## WORK TO COMPLETE:
Go through the entries below and copy each line containing the word "иных".

[start TASK INPUTS]

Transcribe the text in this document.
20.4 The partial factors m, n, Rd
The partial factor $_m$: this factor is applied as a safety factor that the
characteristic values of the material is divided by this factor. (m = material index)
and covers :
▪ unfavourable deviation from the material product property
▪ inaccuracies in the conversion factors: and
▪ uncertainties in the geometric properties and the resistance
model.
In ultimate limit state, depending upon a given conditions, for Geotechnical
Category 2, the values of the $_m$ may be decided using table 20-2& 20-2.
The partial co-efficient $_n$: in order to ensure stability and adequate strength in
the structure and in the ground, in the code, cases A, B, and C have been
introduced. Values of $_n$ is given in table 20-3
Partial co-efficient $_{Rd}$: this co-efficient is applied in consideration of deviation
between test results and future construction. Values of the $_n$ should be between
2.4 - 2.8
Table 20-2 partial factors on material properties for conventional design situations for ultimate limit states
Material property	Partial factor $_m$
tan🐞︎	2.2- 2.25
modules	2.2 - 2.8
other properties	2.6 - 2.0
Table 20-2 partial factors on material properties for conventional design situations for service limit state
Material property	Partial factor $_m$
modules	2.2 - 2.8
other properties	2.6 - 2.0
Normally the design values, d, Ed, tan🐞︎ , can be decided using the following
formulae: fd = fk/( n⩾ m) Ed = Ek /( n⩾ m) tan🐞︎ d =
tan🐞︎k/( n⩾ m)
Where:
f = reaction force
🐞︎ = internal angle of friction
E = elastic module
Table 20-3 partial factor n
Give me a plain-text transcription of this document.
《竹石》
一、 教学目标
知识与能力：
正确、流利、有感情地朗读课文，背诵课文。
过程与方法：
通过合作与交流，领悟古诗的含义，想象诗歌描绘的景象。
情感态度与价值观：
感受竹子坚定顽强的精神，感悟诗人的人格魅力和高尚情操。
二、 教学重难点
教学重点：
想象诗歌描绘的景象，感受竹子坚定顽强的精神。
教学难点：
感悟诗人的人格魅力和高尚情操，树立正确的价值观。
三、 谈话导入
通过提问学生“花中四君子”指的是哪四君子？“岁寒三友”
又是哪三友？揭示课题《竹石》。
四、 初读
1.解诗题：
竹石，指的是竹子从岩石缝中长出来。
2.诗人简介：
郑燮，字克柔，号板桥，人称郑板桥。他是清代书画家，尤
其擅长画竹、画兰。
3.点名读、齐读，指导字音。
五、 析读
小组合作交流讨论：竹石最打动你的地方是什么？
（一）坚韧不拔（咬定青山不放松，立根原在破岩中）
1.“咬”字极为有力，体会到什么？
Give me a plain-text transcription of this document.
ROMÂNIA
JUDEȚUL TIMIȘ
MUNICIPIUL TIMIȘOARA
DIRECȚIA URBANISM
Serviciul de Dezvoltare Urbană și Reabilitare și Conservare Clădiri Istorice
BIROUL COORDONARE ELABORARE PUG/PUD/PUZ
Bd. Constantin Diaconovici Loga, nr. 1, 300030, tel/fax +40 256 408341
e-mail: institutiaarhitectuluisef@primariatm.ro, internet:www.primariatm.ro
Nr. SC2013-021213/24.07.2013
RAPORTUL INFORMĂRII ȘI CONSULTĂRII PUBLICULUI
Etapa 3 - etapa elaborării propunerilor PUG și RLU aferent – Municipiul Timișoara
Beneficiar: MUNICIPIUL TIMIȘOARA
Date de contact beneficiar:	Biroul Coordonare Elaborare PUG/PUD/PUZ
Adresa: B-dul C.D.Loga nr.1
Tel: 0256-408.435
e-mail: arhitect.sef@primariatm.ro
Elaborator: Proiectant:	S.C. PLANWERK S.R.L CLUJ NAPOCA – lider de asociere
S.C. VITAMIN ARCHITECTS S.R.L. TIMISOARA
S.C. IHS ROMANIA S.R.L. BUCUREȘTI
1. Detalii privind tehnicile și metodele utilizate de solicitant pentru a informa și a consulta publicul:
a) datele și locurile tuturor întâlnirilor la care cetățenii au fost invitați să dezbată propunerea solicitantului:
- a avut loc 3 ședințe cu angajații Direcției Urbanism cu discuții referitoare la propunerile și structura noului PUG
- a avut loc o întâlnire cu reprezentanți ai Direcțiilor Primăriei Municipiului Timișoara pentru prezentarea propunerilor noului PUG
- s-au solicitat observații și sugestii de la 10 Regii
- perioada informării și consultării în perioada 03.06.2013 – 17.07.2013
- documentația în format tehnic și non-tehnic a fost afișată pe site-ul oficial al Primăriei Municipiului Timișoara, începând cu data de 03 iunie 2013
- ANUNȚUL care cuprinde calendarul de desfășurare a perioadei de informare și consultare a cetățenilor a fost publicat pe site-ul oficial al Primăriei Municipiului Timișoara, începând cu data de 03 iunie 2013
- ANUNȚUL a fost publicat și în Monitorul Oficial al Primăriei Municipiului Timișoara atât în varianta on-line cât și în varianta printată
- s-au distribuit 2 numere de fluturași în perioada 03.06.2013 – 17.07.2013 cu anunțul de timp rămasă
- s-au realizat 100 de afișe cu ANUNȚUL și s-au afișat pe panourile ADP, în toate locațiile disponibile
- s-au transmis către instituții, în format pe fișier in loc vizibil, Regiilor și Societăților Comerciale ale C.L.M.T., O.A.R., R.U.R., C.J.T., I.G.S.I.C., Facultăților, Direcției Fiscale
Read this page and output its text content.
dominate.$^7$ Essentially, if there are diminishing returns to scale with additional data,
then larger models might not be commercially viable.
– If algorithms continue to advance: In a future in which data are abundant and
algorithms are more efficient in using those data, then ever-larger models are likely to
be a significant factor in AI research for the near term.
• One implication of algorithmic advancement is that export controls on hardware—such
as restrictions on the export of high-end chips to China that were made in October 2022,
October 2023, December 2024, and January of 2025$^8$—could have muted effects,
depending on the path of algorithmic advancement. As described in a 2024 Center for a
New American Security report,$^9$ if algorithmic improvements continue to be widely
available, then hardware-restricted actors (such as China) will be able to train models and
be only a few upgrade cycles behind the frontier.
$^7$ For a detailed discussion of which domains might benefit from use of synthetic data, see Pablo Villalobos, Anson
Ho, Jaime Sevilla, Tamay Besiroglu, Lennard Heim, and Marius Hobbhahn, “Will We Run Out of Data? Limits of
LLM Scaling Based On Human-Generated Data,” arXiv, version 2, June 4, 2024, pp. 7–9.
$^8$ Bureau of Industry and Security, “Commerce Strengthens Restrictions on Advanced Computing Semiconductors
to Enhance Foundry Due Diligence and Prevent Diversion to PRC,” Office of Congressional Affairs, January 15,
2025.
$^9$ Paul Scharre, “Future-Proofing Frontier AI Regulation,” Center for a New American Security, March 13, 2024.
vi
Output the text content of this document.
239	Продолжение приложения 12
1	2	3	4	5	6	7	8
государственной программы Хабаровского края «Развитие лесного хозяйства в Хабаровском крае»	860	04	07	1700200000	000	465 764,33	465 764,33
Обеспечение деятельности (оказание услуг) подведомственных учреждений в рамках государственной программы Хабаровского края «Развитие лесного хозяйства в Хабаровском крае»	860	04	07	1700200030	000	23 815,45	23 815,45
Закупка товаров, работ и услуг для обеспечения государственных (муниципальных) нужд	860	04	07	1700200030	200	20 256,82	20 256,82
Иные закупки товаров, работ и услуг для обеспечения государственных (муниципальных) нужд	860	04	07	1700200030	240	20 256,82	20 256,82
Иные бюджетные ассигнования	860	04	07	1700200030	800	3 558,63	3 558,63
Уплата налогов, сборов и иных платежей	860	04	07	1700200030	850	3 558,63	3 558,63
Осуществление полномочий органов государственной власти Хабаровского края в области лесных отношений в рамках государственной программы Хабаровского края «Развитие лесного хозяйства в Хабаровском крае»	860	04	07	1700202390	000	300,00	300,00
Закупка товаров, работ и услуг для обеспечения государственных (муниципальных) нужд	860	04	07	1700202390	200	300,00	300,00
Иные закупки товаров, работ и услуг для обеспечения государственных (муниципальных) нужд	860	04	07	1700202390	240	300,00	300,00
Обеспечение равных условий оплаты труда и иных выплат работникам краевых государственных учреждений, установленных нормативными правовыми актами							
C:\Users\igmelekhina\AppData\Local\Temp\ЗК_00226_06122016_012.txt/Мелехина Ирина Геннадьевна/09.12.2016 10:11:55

[end TASK INPUTS]

## EXERCISE RESPONSE:
Уплата налогов, сборов и иных платежей	860	04	07	1700200030	850	3 558,63	3 558,63
Обеспечение равных условий оплаты труда и иных выплат работникам краевых государственных учреждений, установленных нормативными правовыми актами							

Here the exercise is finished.